● **Task brief**
Transcribe every line of the listing below without any deviation.

● **Data provided**
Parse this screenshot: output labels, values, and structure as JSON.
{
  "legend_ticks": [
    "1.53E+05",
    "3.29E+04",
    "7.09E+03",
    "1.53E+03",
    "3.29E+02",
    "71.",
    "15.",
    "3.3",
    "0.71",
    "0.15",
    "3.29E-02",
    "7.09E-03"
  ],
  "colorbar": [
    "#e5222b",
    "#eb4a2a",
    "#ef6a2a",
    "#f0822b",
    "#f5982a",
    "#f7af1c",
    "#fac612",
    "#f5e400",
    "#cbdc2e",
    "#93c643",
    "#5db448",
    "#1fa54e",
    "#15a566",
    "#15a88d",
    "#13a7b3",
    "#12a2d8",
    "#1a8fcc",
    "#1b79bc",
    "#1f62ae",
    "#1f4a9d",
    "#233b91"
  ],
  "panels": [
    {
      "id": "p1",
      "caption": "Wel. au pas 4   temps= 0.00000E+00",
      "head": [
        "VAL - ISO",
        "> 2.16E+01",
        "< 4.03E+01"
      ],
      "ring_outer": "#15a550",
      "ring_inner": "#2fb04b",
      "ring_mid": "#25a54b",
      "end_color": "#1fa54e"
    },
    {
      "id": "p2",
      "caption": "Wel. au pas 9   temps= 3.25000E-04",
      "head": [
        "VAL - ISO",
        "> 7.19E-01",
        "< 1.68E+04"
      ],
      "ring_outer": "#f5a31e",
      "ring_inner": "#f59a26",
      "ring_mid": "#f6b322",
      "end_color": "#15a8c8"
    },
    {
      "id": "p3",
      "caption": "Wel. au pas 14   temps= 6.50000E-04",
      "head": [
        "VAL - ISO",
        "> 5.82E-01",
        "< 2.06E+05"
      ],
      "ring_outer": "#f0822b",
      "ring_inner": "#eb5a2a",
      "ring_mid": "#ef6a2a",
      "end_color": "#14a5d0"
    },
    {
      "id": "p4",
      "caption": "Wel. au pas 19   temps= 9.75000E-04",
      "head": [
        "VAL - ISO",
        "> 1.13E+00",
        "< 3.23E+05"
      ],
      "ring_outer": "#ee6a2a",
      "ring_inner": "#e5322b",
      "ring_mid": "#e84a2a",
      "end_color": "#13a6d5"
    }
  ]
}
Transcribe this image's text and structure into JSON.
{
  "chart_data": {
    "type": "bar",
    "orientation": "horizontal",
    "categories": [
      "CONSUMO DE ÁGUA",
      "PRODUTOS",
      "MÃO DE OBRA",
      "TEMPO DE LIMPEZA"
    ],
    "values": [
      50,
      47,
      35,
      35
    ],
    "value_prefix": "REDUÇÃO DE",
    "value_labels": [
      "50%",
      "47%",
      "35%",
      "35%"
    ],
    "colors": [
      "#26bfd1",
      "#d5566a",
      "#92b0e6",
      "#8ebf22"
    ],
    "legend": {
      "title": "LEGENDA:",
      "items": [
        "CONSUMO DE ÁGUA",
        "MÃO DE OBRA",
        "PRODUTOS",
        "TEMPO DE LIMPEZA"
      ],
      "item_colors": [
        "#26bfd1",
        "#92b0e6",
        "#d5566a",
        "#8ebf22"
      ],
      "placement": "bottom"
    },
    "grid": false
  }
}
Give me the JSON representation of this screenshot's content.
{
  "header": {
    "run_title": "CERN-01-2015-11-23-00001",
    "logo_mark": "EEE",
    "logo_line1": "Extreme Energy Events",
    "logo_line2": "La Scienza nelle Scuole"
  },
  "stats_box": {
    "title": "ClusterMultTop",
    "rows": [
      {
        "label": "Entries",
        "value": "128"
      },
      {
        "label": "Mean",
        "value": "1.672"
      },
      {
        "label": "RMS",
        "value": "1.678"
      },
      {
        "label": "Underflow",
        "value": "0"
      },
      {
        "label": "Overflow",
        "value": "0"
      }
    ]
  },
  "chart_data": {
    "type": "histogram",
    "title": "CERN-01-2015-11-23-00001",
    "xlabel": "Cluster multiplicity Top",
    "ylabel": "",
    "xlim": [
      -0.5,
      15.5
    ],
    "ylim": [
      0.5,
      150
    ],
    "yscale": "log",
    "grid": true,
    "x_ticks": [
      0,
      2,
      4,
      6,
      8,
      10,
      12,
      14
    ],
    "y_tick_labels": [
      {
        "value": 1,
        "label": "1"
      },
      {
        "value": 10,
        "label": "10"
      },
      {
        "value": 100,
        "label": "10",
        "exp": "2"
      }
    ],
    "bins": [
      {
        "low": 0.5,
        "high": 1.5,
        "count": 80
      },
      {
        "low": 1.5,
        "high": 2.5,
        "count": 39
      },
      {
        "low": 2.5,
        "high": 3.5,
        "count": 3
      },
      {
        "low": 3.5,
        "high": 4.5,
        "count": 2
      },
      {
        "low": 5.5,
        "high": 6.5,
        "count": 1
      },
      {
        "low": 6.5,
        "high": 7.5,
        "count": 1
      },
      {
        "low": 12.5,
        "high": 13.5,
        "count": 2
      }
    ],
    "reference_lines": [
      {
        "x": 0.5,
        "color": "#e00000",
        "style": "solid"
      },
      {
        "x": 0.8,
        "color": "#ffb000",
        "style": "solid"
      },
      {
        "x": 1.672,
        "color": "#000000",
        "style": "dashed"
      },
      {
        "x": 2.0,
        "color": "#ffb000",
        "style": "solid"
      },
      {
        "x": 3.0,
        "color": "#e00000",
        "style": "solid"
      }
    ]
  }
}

● **Written solution**
Parse this screenshot: output labels, values, and structure as JSON.
{
  "legend_ticks": [
    "1.53E+05",
    "3.29E+04",
    "7.09E+03",
    "1.53E+03",
    "3.29E+02",
    "71.",
    "15.",
    "3.3",
    "0.71",
    "0.15",
    "3.29E-02",
    "7.09E-03"
  ],
  "colorbar": [
    "#e5222b",
    "#eb4a2a",
    "#ef6a2a",
    "#f0822b",
    "#f5982a",
    "#f7af1c",
    "#fac612",
    "#f5e400",
    "#cbdc2e",
    "#93c643",
    "#5db448",
    "#1fa54e",
    "#15a566",
    "#15a88d",
    "#13a7b3",
    "#12a2d8",
    "#1a8fcc",
    "#1b79bc",
    "#1f62ae",
    "#1f4a9d",
    "#233b91"
  ],
  "panels": [
    {
      "id": "p1",
      "caption": "Wel. au pas 4   temps= 0.00000E+00",
      "head": [
        "VAL - ISO",
        "> 2.16E+01",
        "< 4.03E+01"
      ],
      "ring_outer": "#15a550",
      "ring_inner": "#2fb04b",
      "ring_mid": "#25a54b",
      "end_color": "#1fa54e"
    },
    {
      "id": "p2",
      "caption": "Wel. au pas 9   temps= 3.25000E-04",
      "head": [
        "VAL - ISO",
        "> 7.19E-01",
        "< 1.68E+04"
      ],
      "ring_outer": "#f5a31e",
      "ring_inner": "#f59a26",
      "ring_mid": "#f6b322",
      "end_color": "#15a8c8"
    },
    {
      "id": "p3",
      "caption": "Wel. au pas 14   temps= 6.50000E-04",
      "head": [
        "VAL - ISO",
        "> 5.82E-01",
        "< 2.06E+05"
      ],
      "ring_outer": "#f0822b",
      "ring_inner": "#eb5a2a",
      "ring_mid": "#ef6a2a",
      "end_color": "#14a5d0"
    },
    {
      "id": "p4",
      "caption": "Wel. au pas 19   temps= 9.75000E-04",
      "head": [
        "VAL - ISO",
        "> 1.13E+00",
        "< 3.23E+05"
      ],
      "ring_outer": "#ee6a2a",
      "ring_inner": "#e5322b",
      "ring_mid": "#e84a2a",
      "end_color": "#13a6d5"
    }
  ]
}
Transcribe this image's text and structure into JSON.
{
  "chart_data": {
    "type": "bar",
    "orientation": "horizontal",
    "categories": [
      "CONSUMO DE ÁGUA",
      "PRODUTOS",
      "MÃO DE OBRA",
      "TEMPO DE LIMPEZA"
    ],
    "values": [
      50,
      47,
      35,
      35
    ],
    "value_prefix": "REDUÇÃO DE",
    "value_labels": [
      "50%",
      "47%",
      "35%",
      "35%"
    ],
    "colors": [
      "#26bfd1",
      "#d5566a",
      "#92b0e6",
      "#8ebf22"
    ],
    "legend": {
      "title": "LEGENDA:",
      "items": [
        "CONSUMO DE ÁGUA",
        "MÃO DE OBRA",
        "PRODUTOS",
        "TEMPO DE LIMPEZA"
      ],
      "item_colors": [
        "#26bfd1",
        "#92b0e6",
        "#d5566a",
        "#8ebf22"
      ],
      "placement": "bottom"
    },
    "grid": false
  }
}
Give me the JSON representation of this screenshot's content.
{
  "header": {
    "run_title": "CERN-01-2015-11-23-00001",
    "logo_mark": "EEE",
    "logo_line1": "Extreme Energy Events",
    "logo_line2": "La Scienza nelle Scuole"
  },
  "stats_box": {
    "title": "ClusterMultTop",
    "rows": [
      {
        "label": "Entries",
        "value": "128"
      },
      {
        "label": "Mean",
        "value": "1.672"
      },
      {
        "label": "RMS",
        "value": "1.678"
      },
      {
        "label": "Underflow",
        "value": "0"
      },
      {
        "label": "Overflow",
        "value": "0"
      }
    ]
  },
  "chart_data": {
    "type": "histogram",
    "title": "CERN-01-2015-11-23-00001",
    "xlabel": "Cluster multiplicity Top",
    "ylabel": "",
    "xlim": [
      -0.5,
      15.5
    ],
    "ylim": [
      0.5,
      150
    ],
    "yscale": "log",
    "grid": true,
    "x_ticks": [
      0,
      2,
      4,
      6,
      8,
      10,
      12,
      14
    ],
    "y_tick_labels": [
      {
        "value": 1,
        "label": "1"
      },
      {
        "value": 10,
        "label": "10"
      },
      {
        "value": 100,
        "label": "10",
        "exp": "2"
      }
    ],
    "bins": [
      {
        "low": 0.5,
        "high": 1.5,
        "count": 80
      },
      {
        "low": 1.5,
        "high": 2.5,
        "count": 39
      },
      {
        "low": 2.5,
        "high": 3.5,
        "count": 3
      },
      {
        "low": 3.5,
        "high": 4.5,
        "count": 2
      },
      {
        "low": 5.5,
        "high": 6.5,
        "count": 1
      },
      {
        "low": 6.5,
        "high": 7.5,
        "count": 1
      },
      {
        "low": 12.5,
        "high": 13.5,
        "count": 2
      }
    ],
    "reference_lines": [
      {
        "x": 0.5,
        "color": "#e00000",
        "style": "solid"
      },
      {
        "x": 0.8,
        "color": "#ffb000",
        "style": "solid"
      },
      {
        "x": 1.672,
        "color": "#000000",
        "style": "dashed"
      },
      {
        "x": 2.0,
        "color": "#ffb000",
        "style": "solid"
      },
      {
        "x": 3.0,
        "color": "#e00000",
        "style": "solid"
      }
    ]
  }
}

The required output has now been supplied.